◆ Document text:
------

No background patent or other background disclosure teaches or suggests the efficient, convenient, accurate, and economical cable terminating method and apparatus as described herein. Known methods and apparatus are simply lacking in one regard or another.

As illustrated by the background disclosures, efforts are continuously being made in an attempt to connect electrical elements of ever decreasing size. No prior effort, however, suggests the present inventive combination of method steps and component elements arranged and configured for terminating the fine, closely spaced wires at the stripped end of a ribbon cable as disclosed and claimed herein. Prior methods and apparatus do not provide the benefits attendant with the present invention. The present invention achieves its purposes, objectives and advantages over the prior methods and apparatus through a new, useful and unobvious combination of method steps and component elements, through the use of a minimum number of functioning parts, at a reduction in cost to manufacture and operate, and through the utilization of only readily available materials and conventional components.

These objects and advantages should be construed as merely illustrative of some of the more prominent features and applications of the present invention. Many other beneficial results can be attained by applying the disclosed invention in a different manner or by modifying the invention within the scope of the disclosure. Accordingly, other objects and advantages as well as a fuller understanding of the invention may be had by referring to the summary and detailed description of the preferred embodiment of the invention in addition to the scope of the invention as defined by the claims taken in conjunction with the accompanying drawings.

------

◆ Dataset excerpts:
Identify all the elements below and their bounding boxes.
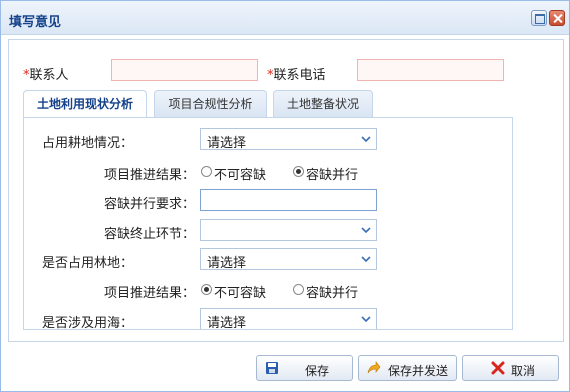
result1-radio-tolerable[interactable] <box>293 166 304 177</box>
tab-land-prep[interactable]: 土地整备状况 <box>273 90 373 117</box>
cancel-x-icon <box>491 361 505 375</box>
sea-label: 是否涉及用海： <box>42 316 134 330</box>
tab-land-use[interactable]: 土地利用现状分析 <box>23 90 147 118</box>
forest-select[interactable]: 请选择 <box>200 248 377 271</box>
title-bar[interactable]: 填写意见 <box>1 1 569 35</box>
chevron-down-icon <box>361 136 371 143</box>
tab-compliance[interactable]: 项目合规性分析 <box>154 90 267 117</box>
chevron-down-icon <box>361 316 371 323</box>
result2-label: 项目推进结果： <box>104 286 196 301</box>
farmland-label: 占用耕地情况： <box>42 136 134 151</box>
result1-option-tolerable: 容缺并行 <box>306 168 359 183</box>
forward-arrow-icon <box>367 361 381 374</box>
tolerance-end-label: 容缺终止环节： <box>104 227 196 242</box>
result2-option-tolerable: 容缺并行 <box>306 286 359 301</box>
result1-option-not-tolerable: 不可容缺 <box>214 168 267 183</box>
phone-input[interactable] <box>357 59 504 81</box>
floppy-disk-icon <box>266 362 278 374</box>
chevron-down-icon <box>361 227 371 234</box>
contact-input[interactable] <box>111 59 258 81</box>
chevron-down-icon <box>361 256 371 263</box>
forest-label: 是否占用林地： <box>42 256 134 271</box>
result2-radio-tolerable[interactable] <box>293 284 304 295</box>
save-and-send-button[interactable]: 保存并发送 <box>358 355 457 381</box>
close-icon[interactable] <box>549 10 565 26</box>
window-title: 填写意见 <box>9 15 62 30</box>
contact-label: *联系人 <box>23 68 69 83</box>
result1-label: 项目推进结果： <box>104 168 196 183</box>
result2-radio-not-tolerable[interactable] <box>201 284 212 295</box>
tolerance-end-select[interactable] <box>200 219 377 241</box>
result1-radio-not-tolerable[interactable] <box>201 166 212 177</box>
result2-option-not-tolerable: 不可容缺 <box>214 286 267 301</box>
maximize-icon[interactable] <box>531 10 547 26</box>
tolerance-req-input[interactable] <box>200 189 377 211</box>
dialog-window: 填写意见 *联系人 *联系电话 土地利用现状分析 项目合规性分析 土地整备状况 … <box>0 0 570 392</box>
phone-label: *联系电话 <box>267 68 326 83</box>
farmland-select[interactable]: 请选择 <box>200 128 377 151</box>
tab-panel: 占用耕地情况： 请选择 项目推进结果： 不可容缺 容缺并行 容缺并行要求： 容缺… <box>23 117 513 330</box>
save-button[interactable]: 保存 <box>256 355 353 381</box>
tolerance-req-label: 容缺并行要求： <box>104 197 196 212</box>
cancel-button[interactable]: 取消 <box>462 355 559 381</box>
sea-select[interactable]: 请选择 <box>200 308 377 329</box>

------

Can you write out, word for word, the part of the cable-terminating patent text from "As illustrated by" up to and including "and conventional components."?

◆ Answer in full:
As illustrated by the background disclosures, efforts are continuously being made in an attempt to connect electrical elements of ever decreasing size. No prior effort, however, suggests the present inventive combination of method steps and component elements arranged and configured for terminating the fine, closely spaced wires at the stripped end of a ribbon cable as disclosed and claimed herein. Prior methods and apparatus do not provide the benefits attendant with the present invention. The present invention achieves its purposes, objectives and advantages over the prior methods and apparatus through a new, useful and unobvious combination of method steps and component elements, through the use of a minimum number of functioning parts, at a reduction in cost to manufacture and operate, and through the utilization of only readily available materials and conventional components.